= Task to carry out =
Transcribe all of the material exactly.
::::::
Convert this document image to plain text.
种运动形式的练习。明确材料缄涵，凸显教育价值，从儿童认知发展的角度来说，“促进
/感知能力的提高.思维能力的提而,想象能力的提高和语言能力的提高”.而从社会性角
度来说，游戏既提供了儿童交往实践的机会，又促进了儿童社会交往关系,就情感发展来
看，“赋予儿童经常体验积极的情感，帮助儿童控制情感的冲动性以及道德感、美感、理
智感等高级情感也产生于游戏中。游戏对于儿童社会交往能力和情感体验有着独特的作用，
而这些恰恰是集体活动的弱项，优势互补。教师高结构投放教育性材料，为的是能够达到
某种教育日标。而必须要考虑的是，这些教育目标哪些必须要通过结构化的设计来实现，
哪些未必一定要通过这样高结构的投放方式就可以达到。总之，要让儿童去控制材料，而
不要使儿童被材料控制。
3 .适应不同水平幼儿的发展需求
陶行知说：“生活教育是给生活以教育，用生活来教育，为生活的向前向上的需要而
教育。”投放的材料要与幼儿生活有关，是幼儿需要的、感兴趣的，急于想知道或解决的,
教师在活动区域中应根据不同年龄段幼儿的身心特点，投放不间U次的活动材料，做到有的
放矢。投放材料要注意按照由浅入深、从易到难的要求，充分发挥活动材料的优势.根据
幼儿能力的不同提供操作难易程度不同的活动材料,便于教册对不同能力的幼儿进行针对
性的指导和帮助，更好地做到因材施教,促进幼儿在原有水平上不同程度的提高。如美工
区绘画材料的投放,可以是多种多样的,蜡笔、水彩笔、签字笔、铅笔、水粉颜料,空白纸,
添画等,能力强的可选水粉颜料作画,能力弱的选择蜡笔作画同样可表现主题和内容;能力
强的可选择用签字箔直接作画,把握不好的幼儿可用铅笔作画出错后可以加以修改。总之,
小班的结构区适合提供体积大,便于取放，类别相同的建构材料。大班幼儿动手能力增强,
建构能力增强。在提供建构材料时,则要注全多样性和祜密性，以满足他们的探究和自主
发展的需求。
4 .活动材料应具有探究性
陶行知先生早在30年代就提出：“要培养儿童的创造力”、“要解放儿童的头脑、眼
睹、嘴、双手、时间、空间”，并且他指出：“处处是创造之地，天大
::::::
= Full response =
Convert this document image to plain text.
种运动形式的练习。明确材料缄涵，凸显教育价值，从儿童认知发展的角度来说，“促进
/感知能力的提高.思维能力的提而,想象能力的提高和语言能力的提高”.而从社会性角
度来说，游戏既提供了儿童交往实践的机会，又促进了儿童社会交往关系,就情感发展来
看，“赋予儿童经常体验积极的情感，帮助儿童控制情感的冲动性以及道德感、美感、理
智感等高级情感也产生于游戏中。游戏对于儿童社会交往能力和情感体验有着独特的作用，
而这些恰恰是集体活动的弱项，优势互补。教师高结构投放教育性材料，为的是能够达到
某种教育日标。而必须要考虑的是，这些教育目标哪些必须要通过结构化的设计来实现，
哪些未必一定要通过这样高结构的投放方式就可以达到。总之，要让儿童去控制材料，而
不要使儿童被材料控制。
3 .适应不同水平幼儿的发展需求
陶行知说：“生活教育是给生活以教育，用生活来教育，为生活的向前向上的需要而
教育。”投放的材料要与幼儿生活有关，是幼儿需要的、感兴趣的，急于想知道或解决的,
教师在活动区域中应根据不同年龄段幼儿的身心特点，投放不间U次的活动材料，做到有的
放矢。投放材料要注意按照由浅入深、从易到难的要求，充分发挥活动材料的优势.根据
幼儿能力的不同提供操作难易程度不同的活动材料,便于教册对不同能力的幼儿进行针对
性的指导和帮助，更好地做到因材施教,促进幼儿在原有水平上不同程度的提高。如美工
区绘画材料的投放,可以是多种多样的,蜡笔、水彩笔、签字笔、铅笔、水粉颜料,空白纸,
添画等,能力强的可选水粉颜料作画,能力弱的选择蜡笔作画同样可表现主题和内容;能力
强的可选择用签字箔直接作画,把握不好的幼儿可用铅笔作画出错后可以加以修改。总之,
小班的结构区适合提供体积大,便于取放，类别相同的建构材料。大班幼儿动手能力增强,
建构能力增强。在提供建构材料时,则要注全多样性和祜密性，以满足他们的探究和自主
发展的需求。
4 .活动材料应具有探究性
陶行知先生早在30年代就提出：“要培养儿童的创造力”、“要解放儿童的头脑、眼
睹、嘴、双手、时间、空间”，并且他指出：“处处是创造之地，天大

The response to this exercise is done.